## What is expected
Locate the lines of the listing below that hold "this", then copy each of them.

(Stored entries)
────────────────────────────────────────
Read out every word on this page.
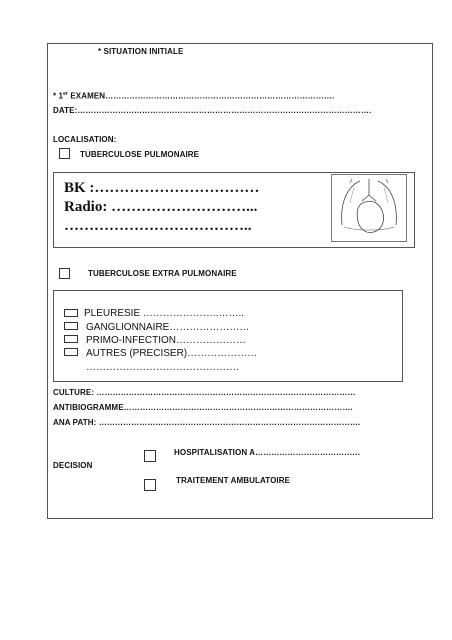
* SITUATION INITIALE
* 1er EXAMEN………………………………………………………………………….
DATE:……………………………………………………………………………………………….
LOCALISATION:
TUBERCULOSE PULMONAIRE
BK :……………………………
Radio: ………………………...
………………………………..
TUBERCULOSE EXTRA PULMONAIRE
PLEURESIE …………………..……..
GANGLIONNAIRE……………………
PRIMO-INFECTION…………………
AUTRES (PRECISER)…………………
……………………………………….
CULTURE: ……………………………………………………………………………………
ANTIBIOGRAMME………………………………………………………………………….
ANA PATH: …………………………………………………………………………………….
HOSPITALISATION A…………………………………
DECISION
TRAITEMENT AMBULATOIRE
────────────────────────────────────────
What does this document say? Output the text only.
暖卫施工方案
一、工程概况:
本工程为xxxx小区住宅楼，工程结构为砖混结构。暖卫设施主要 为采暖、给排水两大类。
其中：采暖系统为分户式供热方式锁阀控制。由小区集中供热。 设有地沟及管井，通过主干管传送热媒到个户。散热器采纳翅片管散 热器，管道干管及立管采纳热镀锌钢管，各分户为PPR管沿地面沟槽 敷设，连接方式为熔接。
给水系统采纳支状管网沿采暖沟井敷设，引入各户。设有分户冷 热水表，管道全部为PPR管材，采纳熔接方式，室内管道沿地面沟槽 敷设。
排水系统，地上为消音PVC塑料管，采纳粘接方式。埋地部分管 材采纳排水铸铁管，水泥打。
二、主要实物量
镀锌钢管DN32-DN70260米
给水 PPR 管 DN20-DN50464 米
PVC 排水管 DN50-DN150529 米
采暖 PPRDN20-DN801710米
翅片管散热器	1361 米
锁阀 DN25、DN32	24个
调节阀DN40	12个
────────────────────────────────────────
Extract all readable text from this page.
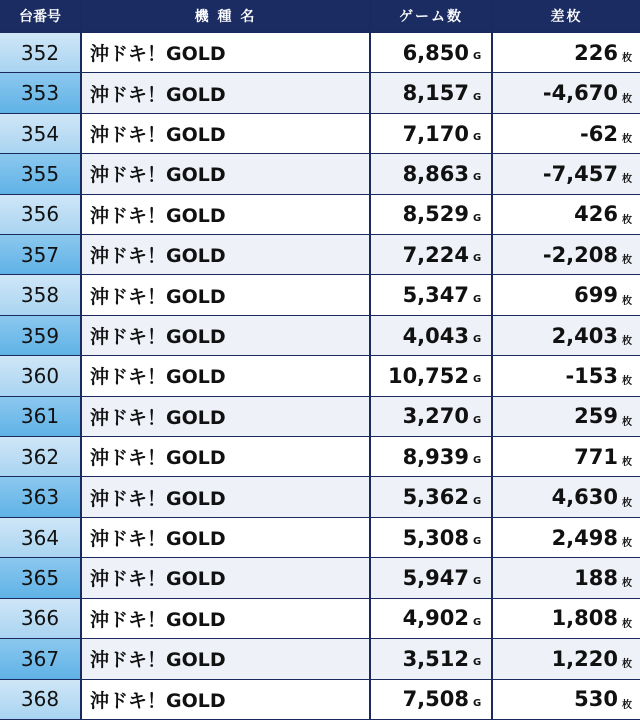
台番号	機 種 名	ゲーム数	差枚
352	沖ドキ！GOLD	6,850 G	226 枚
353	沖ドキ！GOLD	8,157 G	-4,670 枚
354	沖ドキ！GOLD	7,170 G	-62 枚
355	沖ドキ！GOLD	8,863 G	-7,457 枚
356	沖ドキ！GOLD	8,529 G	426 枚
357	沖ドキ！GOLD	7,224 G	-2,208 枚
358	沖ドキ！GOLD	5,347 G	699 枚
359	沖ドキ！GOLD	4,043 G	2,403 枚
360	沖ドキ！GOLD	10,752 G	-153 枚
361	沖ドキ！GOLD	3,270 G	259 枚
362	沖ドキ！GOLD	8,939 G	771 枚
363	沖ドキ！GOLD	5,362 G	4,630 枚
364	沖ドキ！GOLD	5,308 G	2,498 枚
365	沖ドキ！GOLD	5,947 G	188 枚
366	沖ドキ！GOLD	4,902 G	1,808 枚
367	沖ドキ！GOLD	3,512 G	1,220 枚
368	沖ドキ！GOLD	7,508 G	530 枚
────────────────────────────────────────
## Final result
Read out every word on this page.
What does this document say? Output the text only.
Extract all readable text from this page.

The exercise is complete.